— start of Data records —

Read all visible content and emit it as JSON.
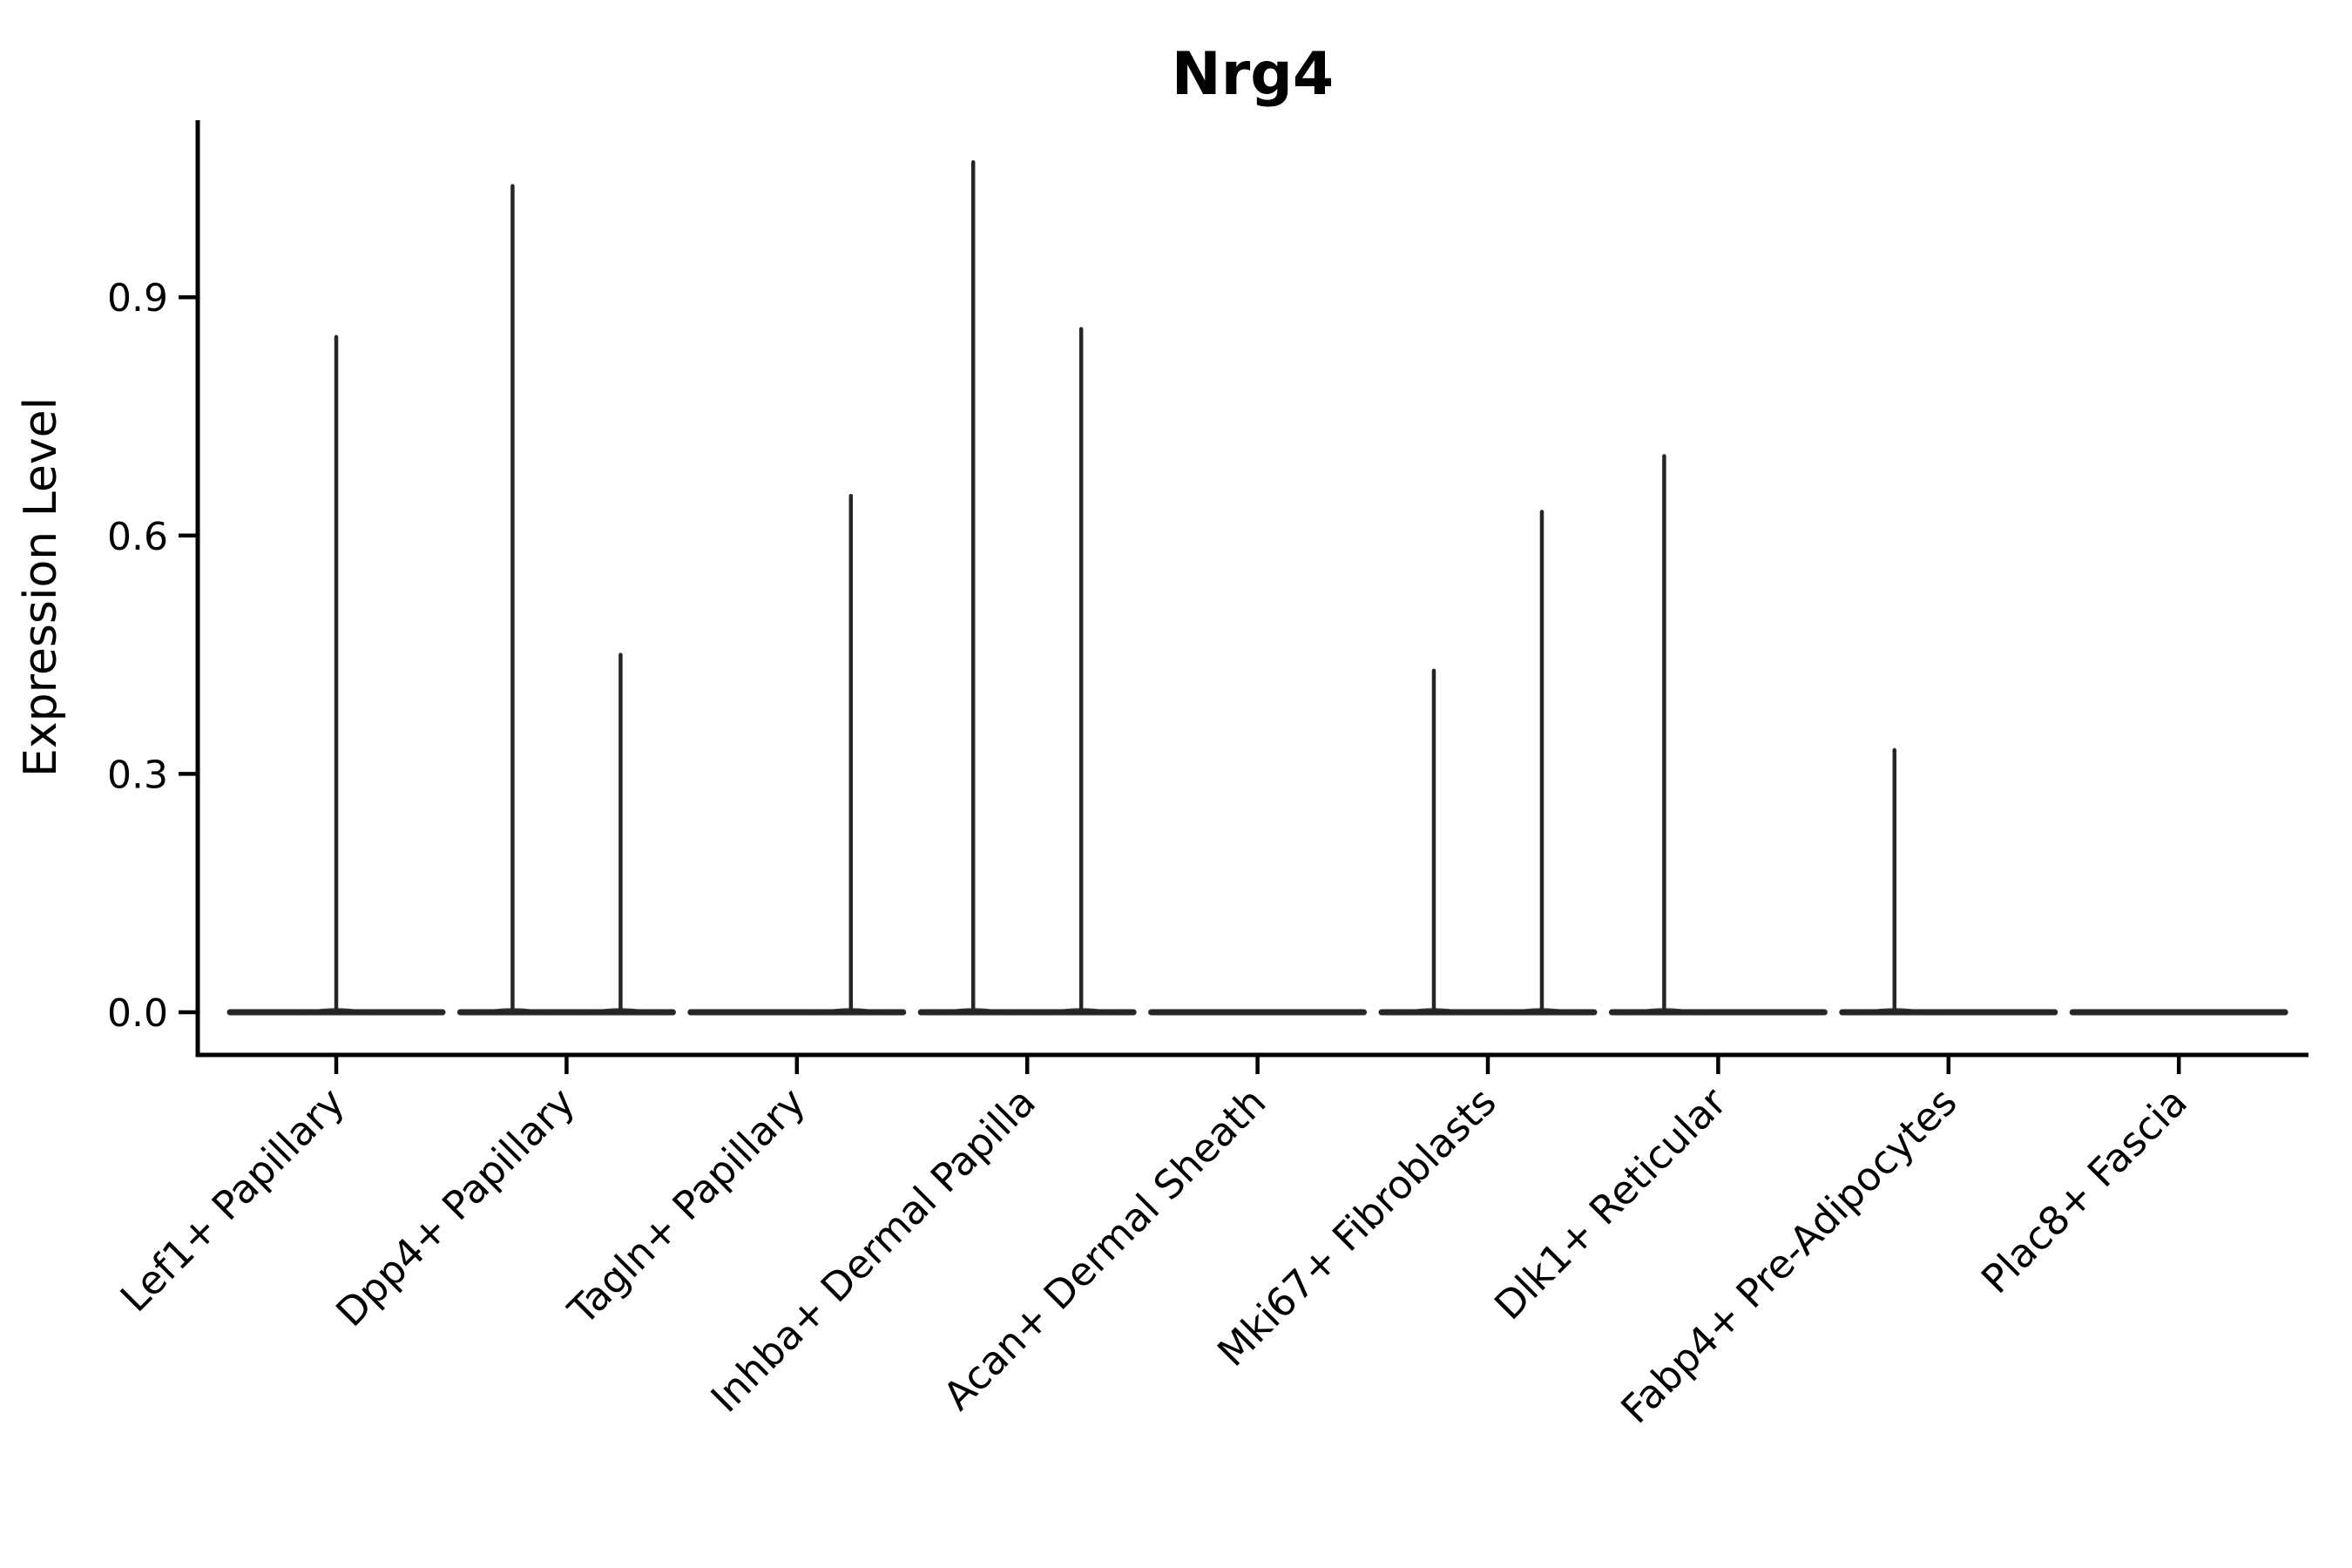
{
  "title": "Nrg4",
  "chart_data": {
    "type": "violin",
    "title": "Nrg4",
    "ylabel": "Expression Level",
    "xlabel": "",
    "grid": false,
    "legend_position": "none",
    "ylim": [
      -0.05,
      1.12
    ],
    "yticks": [
      0.0,
      0.3,
      0.6,
      0.9
    ],
    "ytick_labels": [
      "0.0",
      "0.3",
      "0.6",
      "0.9"
    ],
    "categories": [
      "Lef1+ Papillary",
      "Dpp4+ Papillary",
      "Tagln+ Papillary",
      "Inhba+ Dermal Papilla",
      "Acan+ Dermal Sheath",
      "Mki67+ Fibroblasts",
      "Dlk1+ Reticular",
      "Fabp4+ Pre-Adipocytes",
      "Plac8+ Fascia"
    ],
    "violins": [
      {
        "category": "Lef1+ Papillary",
        "baseline_value": 0.0,
        "spikes": [
          {
            "position": "center",
            "max": 0.85
          }
        ]
      },
      {
        "category": "Dpp4+ Papillary",
        "baseline_value": 0.0,
        "spikes": [
          {
            "position": "left",
            "max": 1.04
          },
          {
            "position": "right",
            "max": 0.45
          }
        ]
      },
      {
        "category": "Tagln+ Papillary",
        "baseline_value": 0.0,
        "spikes": [
          {
            "position": "right",
            "max": 0.65
          }
        ]
      },
      {
        "category": "Inhba+ Dermal Papilla",
        "baseline_value": 0.0,
        "spikes": [
          {
            "position": "left",
            "max": 1.07
          },
          {
            "position": "right",
            "max": 0.86
          }
        ]
      },
      {
        "category": "Acan+ Dermal Sheath",
        "baseline_value": 0.0,
        "spikes": []
      },
      {
        "category": "Mki67+ Fibroblasts",
        "baseline_value": 0.0,
        "spikes": [
          {
            "position": "left",
            "max": 0.43
          },
          {
            "position": "right",
            "max": 0.63
          }
        ]
      },
      {
        "category": "Dlk1+ Reticular",
        "baseline_value": 0.0,
        "spikes": [
          {
            "position": "left",
            "max": 0.7
          }
        ]
      },
      {
        "category": "Fabp4+ Pre-Adipocytes",
        "baseline_value": 0.0,
        "spikes": [
          {
            "position": "left",
            "max": 0.33
          }
        ]
      },
      {
        "category": "Plac8+ Fascia",
        "baseline_value": 0.0,
        "spikes": []
      }
    ],
    "colors": {
      "violin_stroke": "#262626",
      "axis": "#000000",
      "background": "#ffffff"
    }
  }
}
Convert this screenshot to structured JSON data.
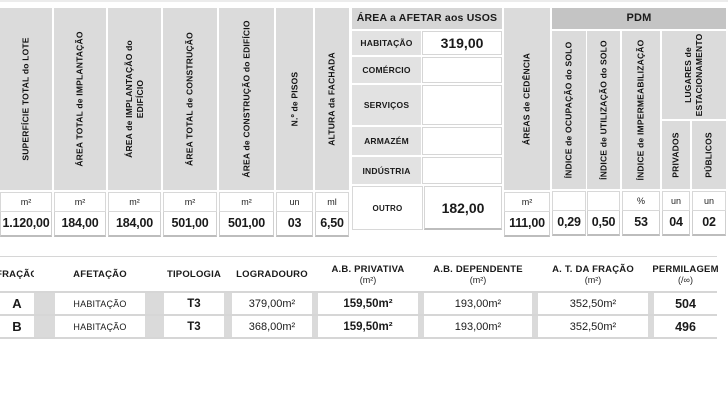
{
  "colors": {
    "header_fill": "#dbdbdb",
    "usos_bar_fill": "#d6d6d6",
    "pdm_bar_fill": "#c4c4c4",
    "usos_label_fill": "#e2e2e2",
    "gridline": "#cfcfcf",
    "text": "#1a1a1a"
  },
  "top": {
    "cols": [
      {
        "label": "SUPERFÍCIE TOTAL do LOTE",
        "unit": "m²",
        "value": "1.120,00"
      },
      {
        "label": "ÁREA TOTAL de IMPLANTAÇÃO",
        "unit": "m²",
        "value": "184,00"
      },
      {
        "label": "ÁREA de IMPLANTAÇÃO do\nEDIFÍCIO",
        "unit": "m²",
        "value": "184,00"
      },
      {
        "label": "ÁREA TOTAL de CONSTRUÇÃO",
        "unit": "m²",
        "value": "501,00"
      },
      {
        "label": "ÁREA de CONSTRUÇÃO do EDIFÍCIO",
        "unit": "m²",
        "value": "501,00"
      },
      {
        "label": "N.º de PISOS",
        "unit": "un",
        "value": "03"
      },
      {
        "label": "ALTURA da FACHADA",
        "unit": "ml",
        "value": "6,50"
      }
    ],
    "usos": {
      "header": "ÁREA a AFETAR aos USOS",
      "rows": [
        {
          "label": "HABITAÇÃO",
          "value": "319,00"
        },
        {
          "label": "COMÉRCIO",
          "value": ""
        },
        {
          "label": "SERVIÇOS",
          "value": ""
        },
        {
          "label": "ARMAZÉM",
          "value": ""
        },
        {
          "label": "INDÚSTRIA",
          "value": ""
        }
      ],
      "outro": {
        "label": "OUTRO",
        "value": "182,00"
      }
    },
    "cedencia": {
      "label": "ÁREAS de CEDÊNCIA",
      "unit": "m²",
      "value": "111,00"
    },
    "pdm": {
      "header": "PDM",
      "cols": [
        {
          "label": "ÍNDICE de OCUPAÇÃO do SOLO",
          "unit": "",
          "value": "0,29"
        },
        {
          "label": "ÍNDICE de UTILIZAÇÃO do SOLO",
          "unit": "",
          "value": "0,50"
        },
        {
          "label": "ÍNDICE de IMPERMEABILIZAÇÃO",
          "unit": "%",
          "value": "53"
        }
      ],
      "estacionamento": {
        "label": "LUGARES de\nESTACIONAMENTO",
        "sub": [
          {
            "label": "PRIVADOS",
            "unit": "un",
            "value": "04"
          },
          {
            "label": "PÚBLICOS",
            "unit": "un",
            "value": "02"
          }
        ]
      }
    }
  },
  "bottom": {
    "headers": [
      {
        "title": "FRAÇÃO",
        "sub": ""
      },
      {
        "title": "AFETAÇÃO",
        "sub": ""
      },
      {
        "title": "TIPOLOGIA",
        "sub": ""
      },
      {
        "title": "LOGRADOURO",
        "sub": ""
      },
      {
        "title": "A.B. PRIVATIVA",
        "sub": "(m²)"
      },
      {
        "title": "A.B. DEPENDENTE",
        "sub": "(m²)"
      },
      {
        "title": "A. T. DA FRAÇÃO",
        "sub": "(m²)"
      },
      {
        "title": "PERMILAGEM",
        "sub": "(/∞)"
      }
    ],
    "rows": [
      {
        "fracao": "A",
        "afetacao": "HABITAÇÃO",
        "tipologia": "T3",
        "logradouro": "379,00m²",
        "ab_privativa": "159,50m²",
        "ab_dependente": "193,00m²",
        "at_fracao": "352,50m²",
        "permilagem": "504"
      },
      {
        "fracao": "B",
        "afetacao": "HABITAÇÃO",
        "tipologia": "T3",
        "logradouro": "368,00m²",
        "ab_privativa": "159,50m²",
        "ab_dependente": "193,00m²",
        "at_fracao": "352,50m²",
        "permilagem": "496"
      }
    ]
  }
}
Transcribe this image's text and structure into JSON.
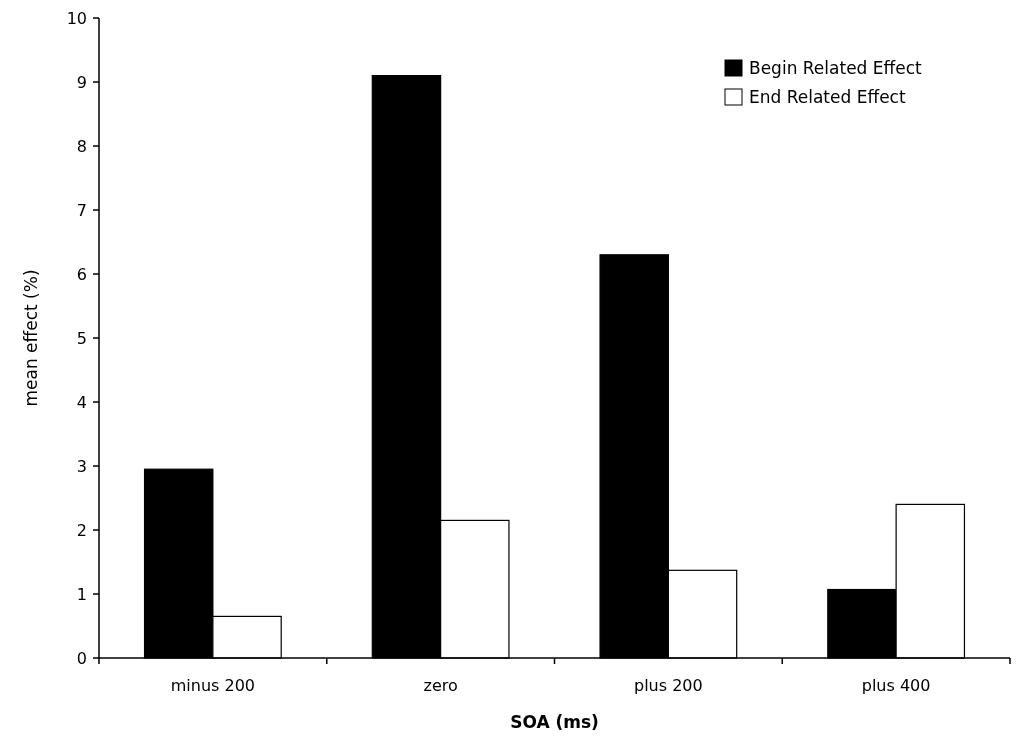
{
  "chart_data": {
    "type": "bar",
    "xlabel": "SOA (ms)",
    "ylabel": "mean effect (%)",
    "categories": [
      "minus 200",
      "zero",
      "plus 200",
      "plus 400"
    ],
    "series": [
      {
        "name": "Begin Related Effect",
        "color": "#000000",
        "values": [
          2.95,
          9.1,
          6.3,
          1.07
        ]
      },
      {
        "name": "End Related Effect",
        "color": "#ffffff",
        "values": [
          0.65,
          2.15,
          1.37,
          2.4
        ]
      }
    ],
    "ylim": [
      0,
      10
    ],
    "yticks": [
      0,
      1,
      2,
      3,
      4,
      5,
      6,
      7,
      8,
      9,
      10
    ],
    "legend": "top right"
  }
}
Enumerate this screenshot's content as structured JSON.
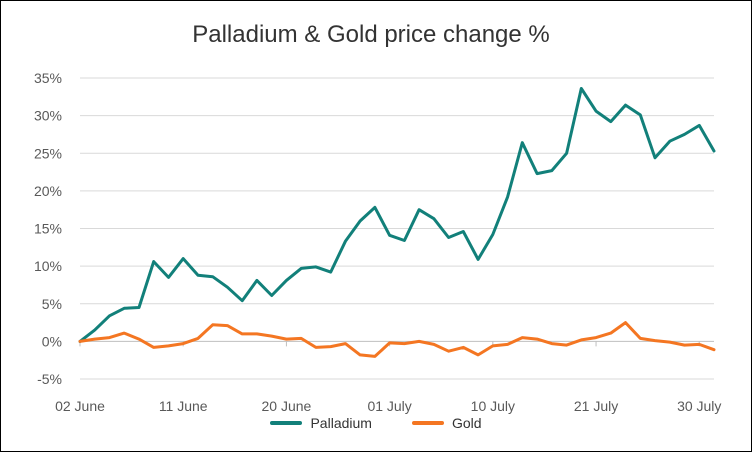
{
  "chart_data": {
    "type": "line",
    "title": "Palladium & Gold price change %",
    "xlabel": "",
    "ylabel": "",
    "ylim": [
      -5,
      35
    ],
    "yticks": [
      "-5%",
      "0%",
      "5%",
      "10%",
      "15%",
      "20%",
      "25%",
      "30%",
      "35%"
    ],
    "xtick_labels": [
      "02 June",
      "11 June",
      "20 June",
      "01 July",
      "10 July",
      "21 July",
      "30 July"
    ],
    "grid": true,
    "legend_position": "bottom",
    "series": [
      {
        "name": "Palladium",
        "color": "#12807a",
        "values": [
          0.0,
          1.5,
          3.4,
          4.4,
          4.5,
          10.6,
          8.5,
          11.0,
          8.8,
          8.6,
          7.2,
          5.4,
          8.1,
          6.1,
          8.1,
          9.7,
          9.9,
          9.2,
          13.3,
          16.0,
          17.8,
          14.1,
          13.4,
          17.5,
          16.3,
          13.8,
          14.6,
          10.9,
          14.2,
          19.2,
          26.4,
          22.3,
          22.7,
          25.0,
          33.6,
          30.6,
          29.2,
          31.4,
          30.1,
          24.4,
          26.6,
          27.5,
          28.7,
          25.3
        ]
      },
      {
        "name": "Gold",
        "color": "#f47622",
        "values": [
          0.0,
          0.3,
          0.5,
          1.1,
          0.3,
          -0.8,
          -0.6,
          -0.3,
          0.4,
          2.2,
          2.1,
          1.0,
          1.0,
          0.7,
          0.3,
          0.4,
          -0.8,
          -0.7,
          -0.3,
          -1.8,
          -2.0,
          -0.2,
          -0.3,
          0.0,
          -0.4,
          -1.3,
          -0.8,
          -1.8,
          -0.6,
          -0.4,
          0.5,
          0.3,
          -0.3,
          -0.5,
          0.2,
          0.5,
          1.1,
          2.5,
          0.4,
          0.1,
          -0.1,
          -0.5,
          -0.4,
          -1.1
        ]
      }
    ]
  }
}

— end of Data records —

Exercise directions — Read the entries and pick out all lines that include the word "Acan".

Written response —
      "Acan+ Dermal Sheath",
        "category": "Acan+ Dermal Sheath",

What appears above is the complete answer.